* **PROBLEM**
Pull every line containing "Überschwellig" from the entries.

* **EXTRACTED RECORDS**
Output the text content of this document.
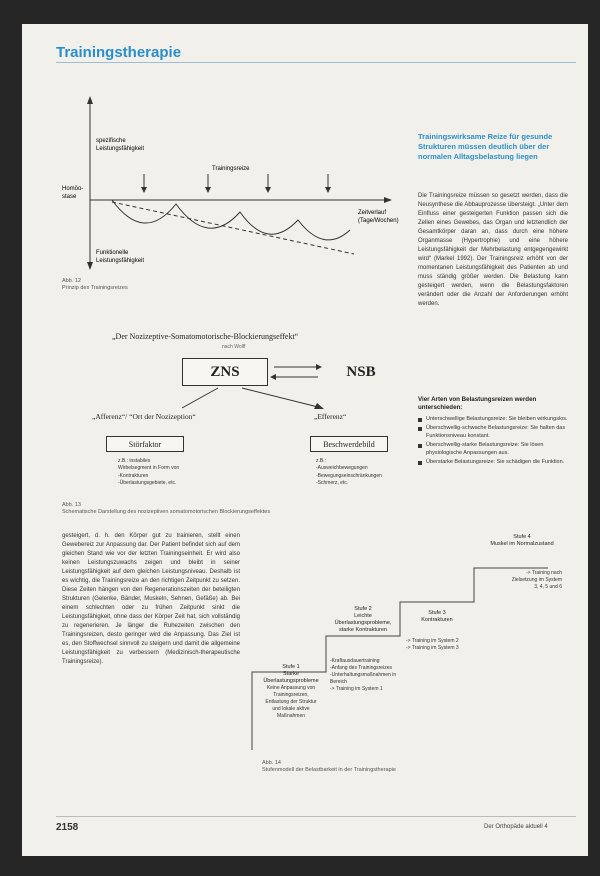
Trainingstherapie
spezifische
Leistungsfähigkeit
Trainingsreize
Homöo-
stase
Zeitverlauf
(Tage/Wochen)
Funktionelle
Leistungsfähigkeit
Abb. 12
Prinzip des Trainingsreizes
„Der Nozizeptive-Somatomotorische-Blockierungseffekt“
nach Wolff
ZNS	NSB
„Afferenz“/ “Ort der Nozizeption“	„Efferenz“
Störfaktor	Beschwerdebild
z.B.: instabiles
Wirbelsegment in Form von
-Kontrakturen
-Überlastungsgebiete, etc.
z.B.:
-Ausweichbewegungen
-Bewegungseinschränkungen
-Schmerz, etc.
Abb. 13
Schematische Darstellung des nozizeptiven somatomotorischen Blockierungseffektes
Trainingswirksame Reize für gesunde Strukturen müssen deutlich über der normalen Alltagsbelastung liegen
Die Trainingsreize müssen so gesetzt werden, dass die Neusynthese die Abbauprozesse übersteigt. „Unter dem Einfluss einer gesteigerten Funktion passen sich die Zellen eines Gewebes, das Organ und letztendlich der Gesamtkörper daran an, dass durch eine höhere Organmasse (Hypertrophie) und eine höhere Leistungsfähigkeit der Mehrbelastung entgegengewirkt wird“ (Markel 1992). Der Trainingsreiz erhöht von der momentanen Leistungsfähigkeit des Patienten ab und muss ständig größer werden. Die Belastung kann gesteigert werden, wenn die Belastungsfaktoren verändert oder die Anzahl der Anforderungen erhöht werden.
Vier Arten von Belastungsreizen werden unterschieden:
Unterschwellige Belastungsreize: Sie bleiben wirkungslos.
Überschwellig-schwache Belastungsreize: Sie halten das Funktionsniveau konstant.
Überschwellig-starke Belastungsreize: Sie lösen physiologische Anpassungen aus.
Überstarke Belastungsreize: Sie schädigen die Funktion.
gesteigert, d. h. den Körper gut zu trainieren, stellt einen Gewebereiz zur Anpassung dar. Der Patient befindet sich auf dem gleichen Stand wie vor der letzten Trainingseinheit. Er wird also keinen Leistungszuwachs zeigen und bleibt in seiner Leistungsfähigkeit auf dem gleichen Leistungsniveau. Deshalb ist es wichtig, die Trainingsreize an den richtigen Zeitpunkt zu setzen. Diese Zeiten hängen von den Regenerationszeiten der beteiligten Strukturen (Gelenke, Bänder, Muskeln, Sehnen, Gefäße) ab. Bei einem schlechten oder zu frühen Zeitpunkt sinkt die Leistungsfähigkeit, ohne dass der Körper Zeit hat, sich vollständig zu regenerieren. Je länger die Ruhezeiten zwischen den Trainingsreizen, desto geringer wird die Anpassung. Das Ziel ist es, den Stoffwechsel sinnvoll zu steigern und damit die allgemeine Leistungsfähigkeit zu verbessern (Medizinisch-therapeutische Trainingsreize).
Stufe 1
Starke Überlastungsprobleme
Keine Anpassung von
Trainingsreizen,
Entlastung der Struktur
und lokale aktive
Maßnahmen
Stufe 2
Leichte Überlastungsprobleme, starke Kontrakturen
-Kraftausdauertraining
-Anfang des Trainingsreizes
-Unterhaltungsmaßnahmen in
Bereich
-> Training im System 1
Stufe 3
Kontrakturen
-> Training im System 2
-> Training im System 3
Stufe 4
Muskel im Normalzustand
-> Training nach
Zielsetzung im System
3, 4, 5 und 6
Abb. 14
Stufenmodell der Belastbarkeit in der Trainingstherapie
2158	Der Orthopäde aktuell 4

* **COMPLETED TASK**
Überschwellig-schwache Belastungsreize: Sie halten das Funktionsniveau konstant.
Überschwellig-starke Belastungsreize: Sie lösen physiologische Anpassungen aus.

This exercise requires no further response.